>>>>
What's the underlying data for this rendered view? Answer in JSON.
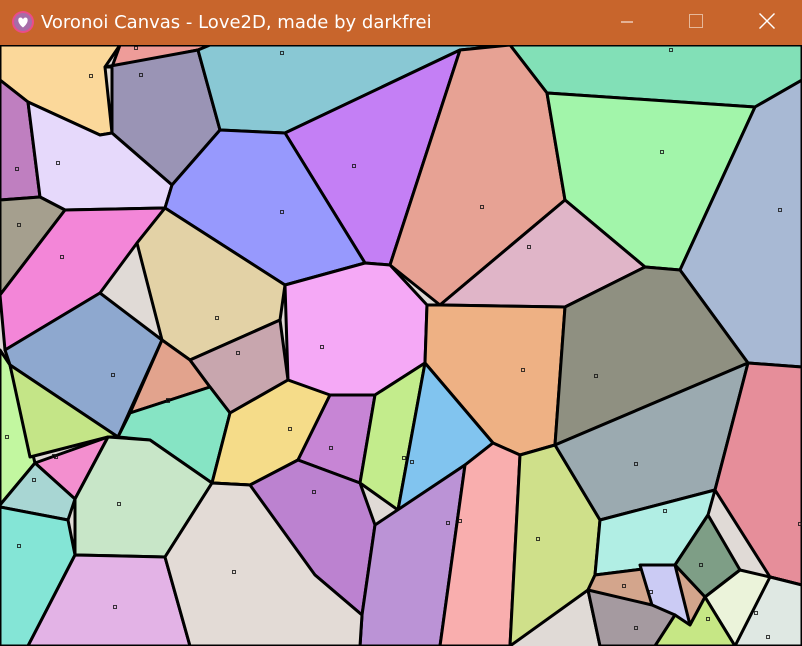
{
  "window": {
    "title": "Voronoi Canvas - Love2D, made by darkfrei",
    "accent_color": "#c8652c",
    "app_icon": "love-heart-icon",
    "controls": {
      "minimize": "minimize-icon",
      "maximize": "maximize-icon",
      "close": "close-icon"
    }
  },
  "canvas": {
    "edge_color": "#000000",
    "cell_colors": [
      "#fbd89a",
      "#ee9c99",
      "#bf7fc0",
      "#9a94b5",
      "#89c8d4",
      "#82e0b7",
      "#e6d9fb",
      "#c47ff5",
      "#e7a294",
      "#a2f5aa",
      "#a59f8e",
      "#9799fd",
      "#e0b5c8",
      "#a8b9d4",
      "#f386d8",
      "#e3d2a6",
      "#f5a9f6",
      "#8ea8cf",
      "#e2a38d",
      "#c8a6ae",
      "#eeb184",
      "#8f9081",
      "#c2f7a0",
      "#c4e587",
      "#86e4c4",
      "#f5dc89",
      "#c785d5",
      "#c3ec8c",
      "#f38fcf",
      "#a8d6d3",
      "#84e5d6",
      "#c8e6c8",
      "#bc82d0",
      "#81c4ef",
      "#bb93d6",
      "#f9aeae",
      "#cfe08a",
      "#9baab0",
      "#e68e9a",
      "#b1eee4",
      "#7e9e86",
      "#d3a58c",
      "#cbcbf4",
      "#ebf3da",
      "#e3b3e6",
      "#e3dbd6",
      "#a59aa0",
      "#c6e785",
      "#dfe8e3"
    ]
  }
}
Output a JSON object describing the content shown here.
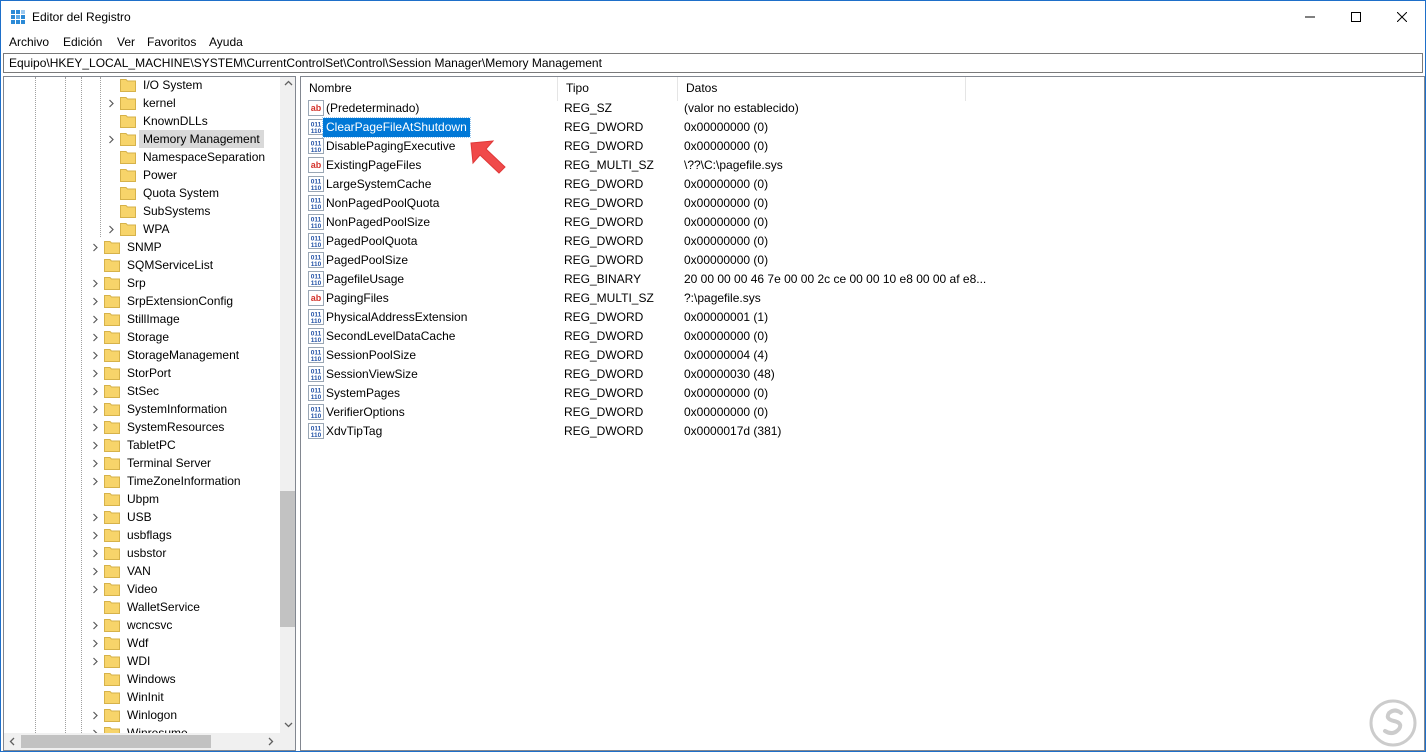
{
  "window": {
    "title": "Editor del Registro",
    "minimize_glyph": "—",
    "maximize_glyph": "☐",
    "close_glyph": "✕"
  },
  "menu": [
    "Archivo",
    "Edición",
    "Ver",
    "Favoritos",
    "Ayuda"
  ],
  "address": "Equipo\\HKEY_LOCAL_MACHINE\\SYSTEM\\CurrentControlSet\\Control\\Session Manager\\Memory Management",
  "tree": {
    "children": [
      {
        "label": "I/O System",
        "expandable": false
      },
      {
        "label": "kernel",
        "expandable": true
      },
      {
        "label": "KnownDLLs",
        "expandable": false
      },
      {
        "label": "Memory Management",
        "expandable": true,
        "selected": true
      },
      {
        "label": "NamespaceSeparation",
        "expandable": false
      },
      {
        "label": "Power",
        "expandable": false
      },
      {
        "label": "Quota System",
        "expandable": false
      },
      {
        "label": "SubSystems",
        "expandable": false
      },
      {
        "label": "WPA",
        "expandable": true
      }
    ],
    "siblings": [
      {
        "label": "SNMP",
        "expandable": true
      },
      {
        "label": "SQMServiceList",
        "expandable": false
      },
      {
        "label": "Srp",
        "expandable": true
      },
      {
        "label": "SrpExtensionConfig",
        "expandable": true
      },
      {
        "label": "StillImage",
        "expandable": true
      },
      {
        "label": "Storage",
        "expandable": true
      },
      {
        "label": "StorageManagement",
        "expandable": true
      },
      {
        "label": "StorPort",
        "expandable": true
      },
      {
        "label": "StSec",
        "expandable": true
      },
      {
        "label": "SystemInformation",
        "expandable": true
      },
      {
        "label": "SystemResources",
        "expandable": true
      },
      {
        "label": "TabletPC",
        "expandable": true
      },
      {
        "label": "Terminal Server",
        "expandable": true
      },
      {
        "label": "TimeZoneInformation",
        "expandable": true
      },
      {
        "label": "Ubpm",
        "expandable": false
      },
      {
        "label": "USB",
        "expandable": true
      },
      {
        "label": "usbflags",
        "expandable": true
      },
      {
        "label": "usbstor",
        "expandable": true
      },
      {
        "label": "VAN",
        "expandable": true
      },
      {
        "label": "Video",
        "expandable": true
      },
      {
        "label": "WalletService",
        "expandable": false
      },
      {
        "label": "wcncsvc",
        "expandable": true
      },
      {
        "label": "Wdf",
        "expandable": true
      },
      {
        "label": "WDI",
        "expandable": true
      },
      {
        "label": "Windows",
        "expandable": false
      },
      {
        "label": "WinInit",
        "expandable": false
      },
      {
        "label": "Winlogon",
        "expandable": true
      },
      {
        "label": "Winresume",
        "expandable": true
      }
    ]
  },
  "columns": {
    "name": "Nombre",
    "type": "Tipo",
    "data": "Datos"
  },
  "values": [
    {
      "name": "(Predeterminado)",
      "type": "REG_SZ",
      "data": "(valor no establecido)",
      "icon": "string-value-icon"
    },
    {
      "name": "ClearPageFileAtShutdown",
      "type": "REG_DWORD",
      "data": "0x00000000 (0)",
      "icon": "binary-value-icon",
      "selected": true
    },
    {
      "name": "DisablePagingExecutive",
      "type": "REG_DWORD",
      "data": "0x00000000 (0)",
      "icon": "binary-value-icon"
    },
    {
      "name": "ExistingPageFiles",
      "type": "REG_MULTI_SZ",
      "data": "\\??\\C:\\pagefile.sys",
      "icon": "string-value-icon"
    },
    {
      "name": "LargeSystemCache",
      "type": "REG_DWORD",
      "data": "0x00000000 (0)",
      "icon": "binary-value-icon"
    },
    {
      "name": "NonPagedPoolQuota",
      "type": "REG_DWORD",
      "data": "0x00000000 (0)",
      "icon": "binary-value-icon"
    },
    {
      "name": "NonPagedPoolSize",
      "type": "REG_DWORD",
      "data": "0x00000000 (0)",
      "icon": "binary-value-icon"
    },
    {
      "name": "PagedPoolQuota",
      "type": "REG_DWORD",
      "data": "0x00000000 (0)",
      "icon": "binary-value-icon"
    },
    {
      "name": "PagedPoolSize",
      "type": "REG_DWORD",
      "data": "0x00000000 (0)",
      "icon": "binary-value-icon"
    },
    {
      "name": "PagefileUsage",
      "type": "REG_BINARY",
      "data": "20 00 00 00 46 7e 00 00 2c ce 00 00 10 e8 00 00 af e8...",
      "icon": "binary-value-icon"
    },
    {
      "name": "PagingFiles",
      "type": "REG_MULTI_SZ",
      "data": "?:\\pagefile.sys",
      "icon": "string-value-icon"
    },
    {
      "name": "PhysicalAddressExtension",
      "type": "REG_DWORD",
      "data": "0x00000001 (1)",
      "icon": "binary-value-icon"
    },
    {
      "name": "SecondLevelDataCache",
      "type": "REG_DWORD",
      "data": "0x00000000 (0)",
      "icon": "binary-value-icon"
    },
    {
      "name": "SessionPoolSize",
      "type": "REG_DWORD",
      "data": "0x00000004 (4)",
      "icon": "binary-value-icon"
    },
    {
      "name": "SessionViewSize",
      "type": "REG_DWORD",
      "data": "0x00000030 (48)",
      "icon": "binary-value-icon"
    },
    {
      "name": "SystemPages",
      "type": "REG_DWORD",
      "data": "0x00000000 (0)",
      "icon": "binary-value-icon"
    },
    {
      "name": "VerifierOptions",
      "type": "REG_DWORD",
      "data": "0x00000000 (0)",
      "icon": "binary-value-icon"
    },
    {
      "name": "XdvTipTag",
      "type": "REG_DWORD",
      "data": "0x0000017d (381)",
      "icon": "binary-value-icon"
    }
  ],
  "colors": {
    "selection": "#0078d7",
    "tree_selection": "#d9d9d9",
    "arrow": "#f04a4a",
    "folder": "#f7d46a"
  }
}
<<<<
>>>>
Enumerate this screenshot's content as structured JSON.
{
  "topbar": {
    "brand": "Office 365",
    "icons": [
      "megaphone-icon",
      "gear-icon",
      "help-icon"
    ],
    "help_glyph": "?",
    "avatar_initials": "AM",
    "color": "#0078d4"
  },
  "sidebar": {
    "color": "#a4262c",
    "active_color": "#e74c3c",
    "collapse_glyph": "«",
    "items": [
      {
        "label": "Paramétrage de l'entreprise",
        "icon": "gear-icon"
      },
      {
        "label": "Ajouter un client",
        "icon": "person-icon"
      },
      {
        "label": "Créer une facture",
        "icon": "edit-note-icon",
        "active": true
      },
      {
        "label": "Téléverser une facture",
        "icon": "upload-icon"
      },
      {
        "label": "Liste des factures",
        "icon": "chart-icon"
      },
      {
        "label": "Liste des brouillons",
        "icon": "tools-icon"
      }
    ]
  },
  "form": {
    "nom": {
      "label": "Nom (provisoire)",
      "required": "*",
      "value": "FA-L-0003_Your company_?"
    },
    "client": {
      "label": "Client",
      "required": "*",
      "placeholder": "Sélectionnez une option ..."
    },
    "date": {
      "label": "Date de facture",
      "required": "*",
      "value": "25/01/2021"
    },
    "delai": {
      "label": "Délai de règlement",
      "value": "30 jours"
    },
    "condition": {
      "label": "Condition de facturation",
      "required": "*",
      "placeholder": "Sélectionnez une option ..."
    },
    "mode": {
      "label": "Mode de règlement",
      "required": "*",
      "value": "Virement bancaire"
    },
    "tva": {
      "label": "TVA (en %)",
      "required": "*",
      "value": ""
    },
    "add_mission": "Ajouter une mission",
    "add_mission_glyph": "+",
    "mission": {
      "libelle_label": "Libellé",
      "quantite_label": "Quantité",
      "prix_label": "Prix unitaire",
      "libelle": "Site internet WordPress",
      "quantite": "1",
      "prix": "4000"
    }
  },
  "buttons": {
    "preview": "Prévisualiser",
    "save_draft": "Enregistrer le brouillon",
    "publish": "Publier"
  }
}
<<<<
What this task involves
Wherever the word "JSON" occurs in a line of the listing, copy that line.

Answer for the task
What's the underlying data for this rendered view? Answer in JSON.
Output a JSON object describing the content shown here.
Enumerate this screenshot's content as structured JSON.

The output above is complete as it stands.